Task description —
Starting at the line that contains "For every button, label, input, icon, or" and ending at the line that contains "export-button[interactable] (39, 31, 63, 55)", lay out those lines of the records below as a Markdown table with the columns Row and Line text, numbering each row. Skip blank lines and leave out the pictures.

Supplied entries —
----------

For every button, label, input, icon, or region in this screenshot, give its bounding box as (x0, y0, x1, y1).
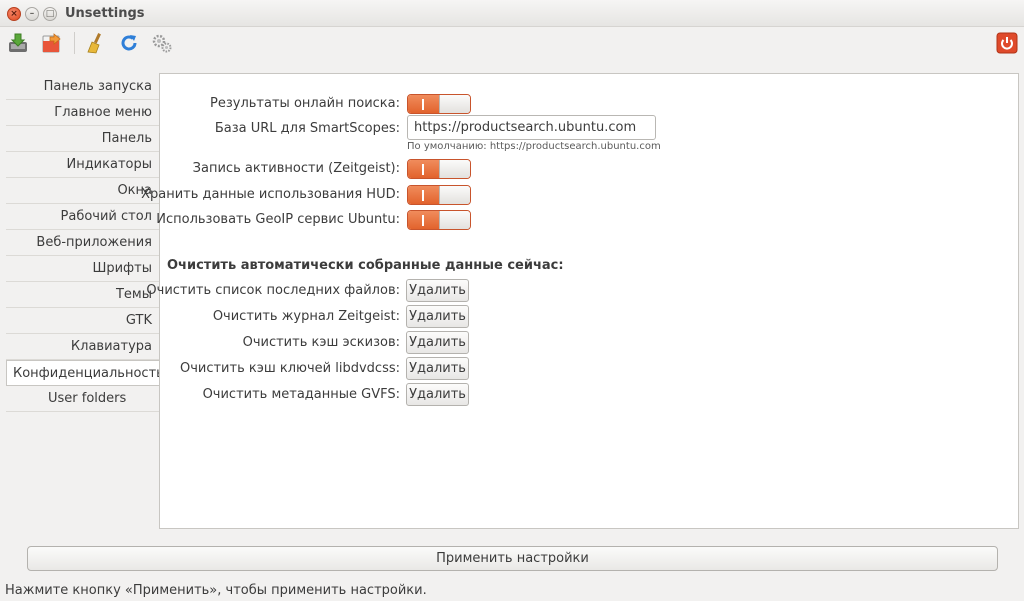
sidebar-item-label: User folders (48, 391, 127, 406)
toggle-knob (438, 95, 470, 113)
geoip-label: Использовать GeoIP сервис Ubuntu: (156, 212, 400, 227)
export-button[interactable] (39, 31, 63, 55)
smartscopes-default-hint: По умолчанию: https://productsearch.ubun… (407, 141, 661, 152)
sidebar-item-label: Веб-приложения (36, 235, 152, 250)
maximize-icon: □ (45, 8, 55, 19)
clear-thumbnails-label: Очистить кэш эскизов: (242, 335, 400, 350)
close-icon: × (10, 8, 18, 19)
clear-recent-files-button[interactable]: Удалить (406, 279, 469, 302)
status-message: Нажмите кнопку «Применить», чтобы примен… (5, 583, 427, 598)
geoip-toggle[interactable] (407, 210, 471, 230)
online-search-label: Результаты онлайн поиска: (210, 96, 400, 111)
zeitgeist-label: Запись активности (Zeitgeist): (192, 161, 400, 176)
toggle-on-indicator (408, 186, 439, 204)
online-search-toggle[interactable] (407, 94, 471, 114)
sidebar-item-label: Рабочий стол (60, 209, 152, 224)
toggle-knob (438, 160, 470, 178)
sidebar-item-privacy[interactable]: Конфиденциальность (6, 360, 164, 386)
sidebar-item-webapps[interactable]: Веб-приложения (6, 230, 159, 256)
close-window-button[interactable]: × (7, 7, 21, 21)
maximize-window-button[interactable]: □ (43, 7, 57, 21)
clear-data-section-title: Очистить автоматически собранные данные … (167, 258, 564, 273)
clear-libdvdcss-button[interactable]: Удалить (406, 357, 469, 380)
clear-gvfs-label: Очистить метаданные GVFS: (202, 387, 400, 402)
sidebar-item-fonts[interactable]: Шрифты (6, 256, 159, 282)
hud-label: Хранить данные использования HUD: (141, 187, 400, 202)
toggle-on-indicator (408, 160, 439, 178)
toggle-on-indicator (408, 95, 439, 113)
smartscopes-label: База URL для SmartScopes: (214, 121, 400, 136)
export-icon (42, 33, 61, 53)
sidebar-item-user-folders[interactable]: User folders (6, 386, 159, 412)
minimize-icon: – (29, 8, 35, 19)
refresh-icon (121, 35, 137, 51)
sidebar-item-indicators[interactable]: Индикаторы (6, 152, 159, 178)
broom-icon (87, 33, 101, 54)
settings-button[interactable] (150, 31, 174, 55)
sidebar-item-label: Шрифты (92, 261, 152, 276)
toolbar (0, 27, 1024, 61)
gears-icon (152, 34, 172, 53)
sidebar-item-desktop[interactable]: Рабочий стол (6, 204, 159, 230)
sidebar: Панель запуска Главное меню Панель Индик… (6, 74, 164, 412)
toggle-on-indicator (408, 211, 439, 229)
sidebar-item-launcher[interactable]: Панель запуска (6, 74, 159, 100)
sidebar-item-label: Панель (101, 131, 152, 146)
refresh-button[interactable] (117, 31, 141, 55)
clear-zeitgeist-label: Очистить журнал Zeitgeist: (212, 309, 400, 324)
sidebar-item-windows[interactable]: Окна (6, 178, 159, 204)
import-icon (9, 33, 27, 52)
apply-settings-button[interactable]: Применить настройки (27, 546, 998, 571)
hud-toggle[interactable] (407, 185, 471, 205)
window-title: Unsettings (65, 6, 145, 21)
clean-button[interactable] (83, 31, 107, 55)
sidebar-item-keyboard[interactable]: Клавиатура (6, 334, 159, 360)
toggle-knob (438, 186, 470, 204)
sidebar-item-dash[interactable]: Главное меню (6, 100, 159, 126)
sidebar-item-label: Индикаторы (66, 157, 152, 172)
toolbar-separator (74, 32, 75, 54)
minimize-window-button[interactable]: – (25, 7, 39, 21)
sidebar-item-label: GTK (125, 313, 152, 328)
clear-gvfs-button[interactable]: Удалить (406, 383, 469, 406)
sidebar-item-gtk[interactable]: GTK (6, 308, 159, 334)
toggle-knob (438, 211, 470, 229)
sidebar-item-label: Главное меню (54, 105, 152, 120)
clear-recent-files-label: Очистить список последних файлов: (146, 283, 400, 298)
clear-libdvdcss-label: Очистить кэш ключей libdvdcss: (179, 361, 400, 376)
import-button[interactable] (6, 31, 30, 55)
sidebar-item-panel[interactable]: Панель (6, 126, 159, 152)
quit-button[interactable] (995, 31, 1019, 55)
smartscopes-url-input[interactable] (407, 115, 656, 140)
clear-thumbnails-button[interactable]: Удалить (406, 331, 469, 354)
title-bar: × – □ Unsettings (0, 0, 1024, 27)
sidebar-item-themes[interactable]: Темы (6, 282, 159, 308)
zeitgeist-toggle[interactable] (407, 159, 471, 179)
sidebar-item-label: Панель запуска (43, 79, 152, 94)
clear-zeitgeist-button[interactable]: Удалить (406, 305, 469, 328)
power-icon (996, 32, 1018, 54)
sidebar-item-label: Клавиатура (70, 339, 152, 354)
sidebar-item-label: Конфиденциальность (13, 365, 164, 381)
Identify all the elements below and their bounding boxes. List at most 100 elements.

----------

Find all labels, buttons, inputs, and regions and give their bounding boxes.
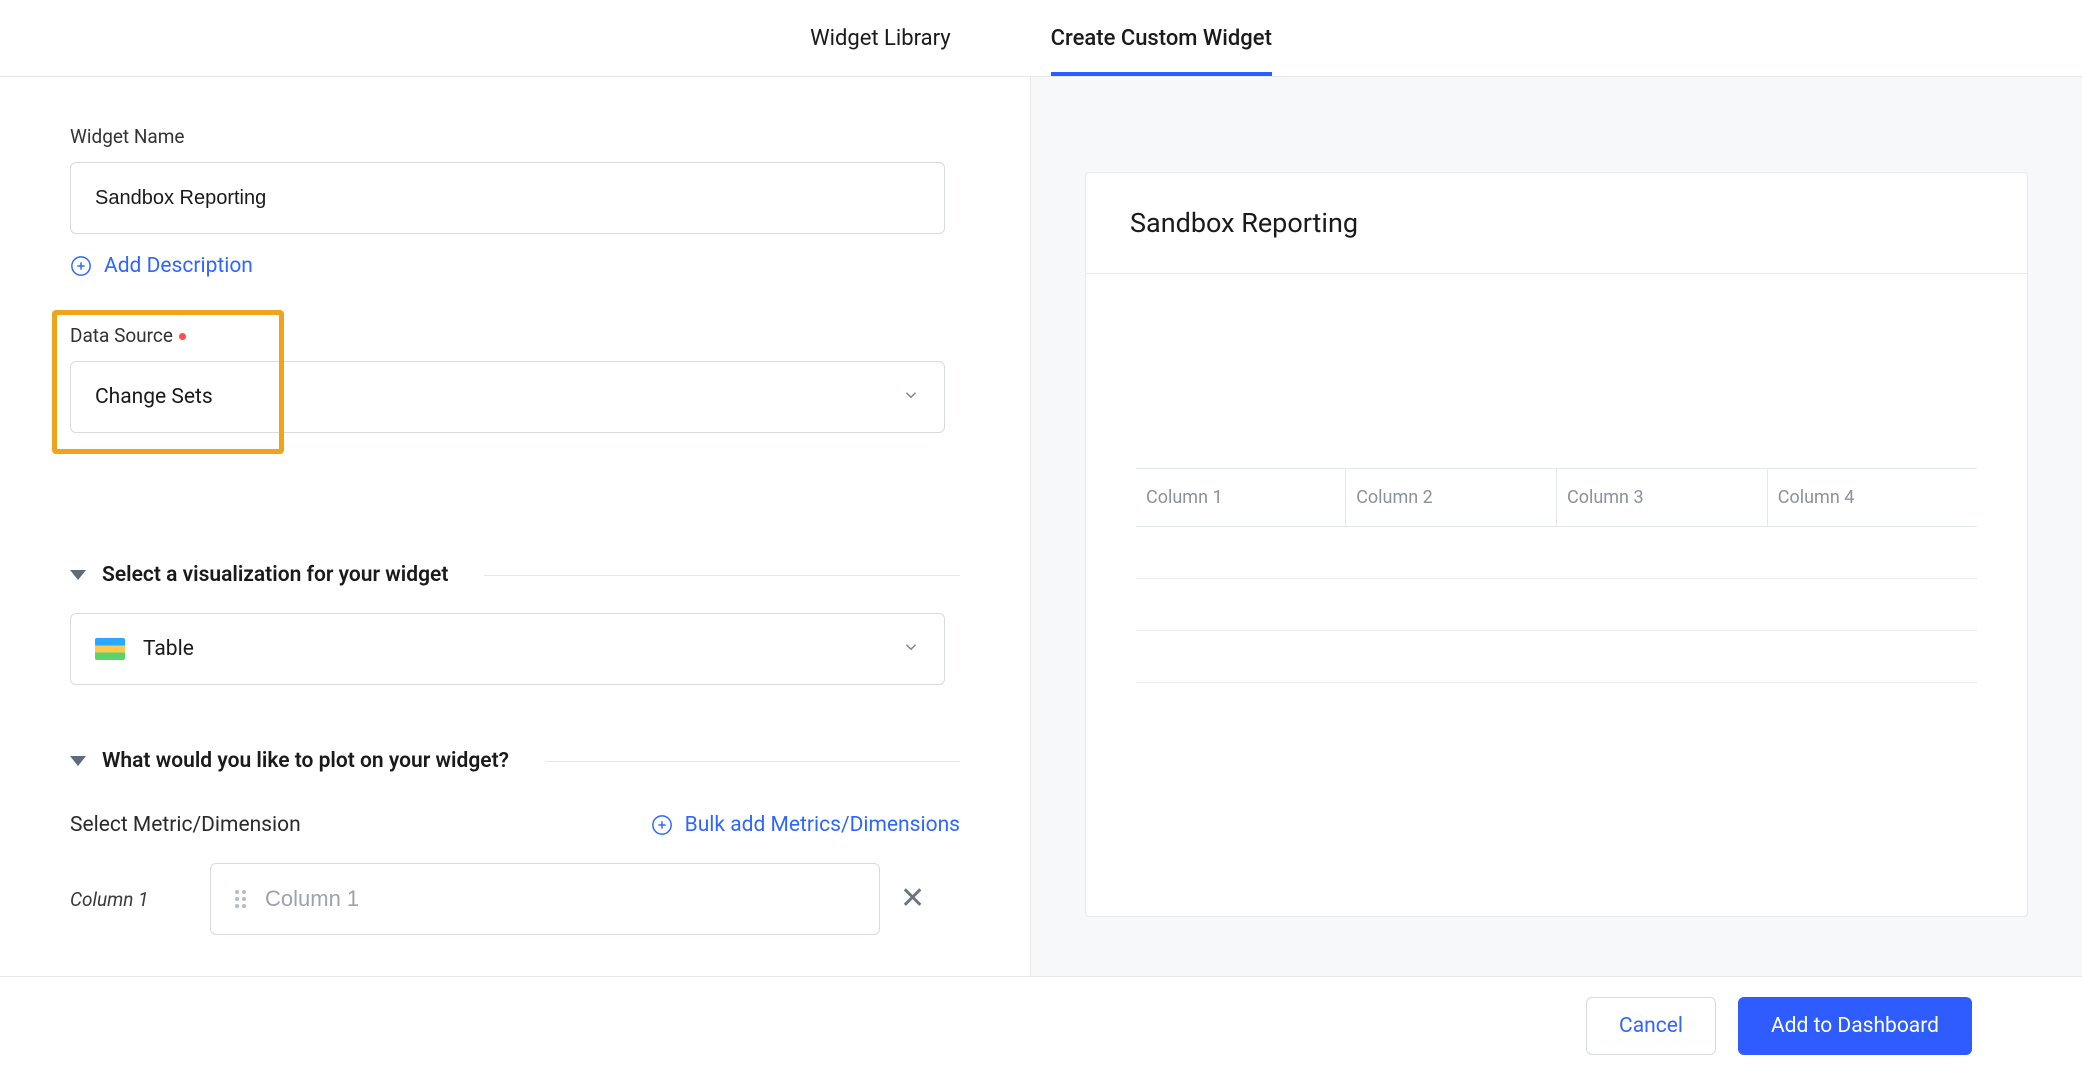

----------

Right answer —
| Row | Line text |
|---|---|
| 1 | For every button, label, input, icon, or region in this screenshot, give its bounding box as (x0, y0, x1, y1). |
| 2 | sidebar-item-label: User folders (48, 391, 127, 406) |
| 3 | toggle-knob (438, 95, 470, 113) |
| 4 | geoip-label: Использовать GeoIP сервис Ubuntu: (156, 212, 400, 227) |
| 5 | export-button[interactable] (39, 31, 63, 55) |